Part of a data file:
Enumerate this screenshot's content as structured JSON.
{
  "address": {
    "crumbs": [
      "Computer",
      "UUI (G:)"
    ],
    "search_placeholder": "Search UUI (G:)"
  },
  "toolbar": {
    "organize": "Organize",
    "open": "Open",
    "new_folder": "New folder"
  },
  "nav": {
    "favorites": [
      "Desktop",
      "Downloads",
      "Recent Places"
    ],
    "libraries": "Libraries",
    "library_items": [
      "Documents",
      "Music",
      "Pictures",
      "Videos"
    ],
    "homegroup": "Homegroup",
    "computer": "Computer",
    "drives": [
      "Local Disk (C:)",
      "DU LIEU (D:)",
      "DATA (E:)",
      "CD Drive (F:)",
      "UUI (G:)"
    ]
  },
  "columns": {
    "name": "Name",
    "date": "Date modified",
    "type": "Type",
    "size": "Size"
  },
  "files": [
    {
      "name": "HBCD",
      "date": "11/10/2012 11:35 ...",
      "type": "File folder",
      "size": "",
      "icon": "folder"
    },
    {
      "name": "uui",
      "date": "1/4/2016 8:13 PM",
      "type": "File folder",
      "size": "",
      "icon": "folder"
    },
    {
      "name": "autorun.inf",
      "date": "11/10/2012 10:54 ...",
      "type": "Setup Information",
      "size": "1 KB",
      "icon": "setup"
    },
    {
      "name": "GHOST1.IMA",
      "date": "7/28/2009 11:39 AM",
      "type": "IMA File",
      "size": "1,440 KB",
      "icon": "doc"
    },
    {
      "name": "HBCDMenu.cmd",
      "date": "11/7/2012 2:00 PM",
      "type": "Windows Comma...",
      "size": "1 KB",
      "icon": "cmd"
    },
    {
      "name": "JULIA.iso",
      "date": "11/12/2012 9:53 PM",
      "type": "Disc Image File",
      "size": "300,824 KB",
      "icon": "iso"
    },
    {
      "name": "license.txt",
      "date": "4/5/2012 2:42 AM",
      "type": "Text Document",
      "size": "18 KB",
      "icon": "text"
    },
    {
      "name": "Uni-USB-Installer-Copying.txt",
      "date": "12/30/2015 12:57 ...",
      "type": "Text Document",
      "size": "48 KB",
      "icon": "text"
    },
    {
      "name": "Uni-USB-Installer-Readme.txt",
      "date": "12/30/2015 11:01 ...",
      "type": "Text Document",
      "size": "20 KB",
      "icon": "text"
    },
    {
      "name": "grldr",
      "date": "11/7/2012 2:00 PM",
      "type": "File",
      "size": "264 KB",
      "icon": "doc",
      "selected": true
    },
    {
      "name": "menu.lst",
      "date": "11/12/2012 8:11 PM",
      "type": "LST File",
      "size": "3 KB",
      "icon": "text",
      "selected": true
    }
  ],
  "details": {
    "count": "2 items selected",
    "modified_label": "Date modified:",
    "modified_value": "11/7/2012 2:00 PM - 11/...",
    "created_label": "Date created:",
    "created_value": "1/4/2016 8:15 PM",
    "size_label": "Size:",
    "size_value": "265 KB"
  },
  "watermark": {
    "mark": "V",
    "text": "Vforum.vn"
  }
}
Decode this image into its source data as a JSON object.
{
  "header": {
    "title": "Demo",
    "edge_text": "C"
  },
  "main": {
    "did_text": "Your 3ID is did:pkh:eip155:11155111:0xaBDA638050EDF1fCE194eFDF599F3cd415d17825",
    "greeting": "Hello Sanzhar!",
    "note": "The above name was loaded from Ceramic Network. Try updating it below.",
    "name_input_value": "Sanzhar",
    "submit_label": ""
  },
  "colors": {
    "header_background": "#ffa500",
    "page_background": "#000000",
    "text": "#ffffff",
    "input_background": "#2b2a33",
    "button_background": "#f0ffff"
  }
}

Job: Where a line holds the string "type", copy that line.

Written solution:
    "type": "Type",
      "type": "File folder",
      "type": "File folder",
      "type": "Setup Information",
      "type": "IMA File",
      "type": "Windows Comma...",
      "type": "Disc Image File",
      "type": "Text Document",
      "type": "Text Document",
      "type": "Text Document",
      "type": "File",
      "type": "LST File",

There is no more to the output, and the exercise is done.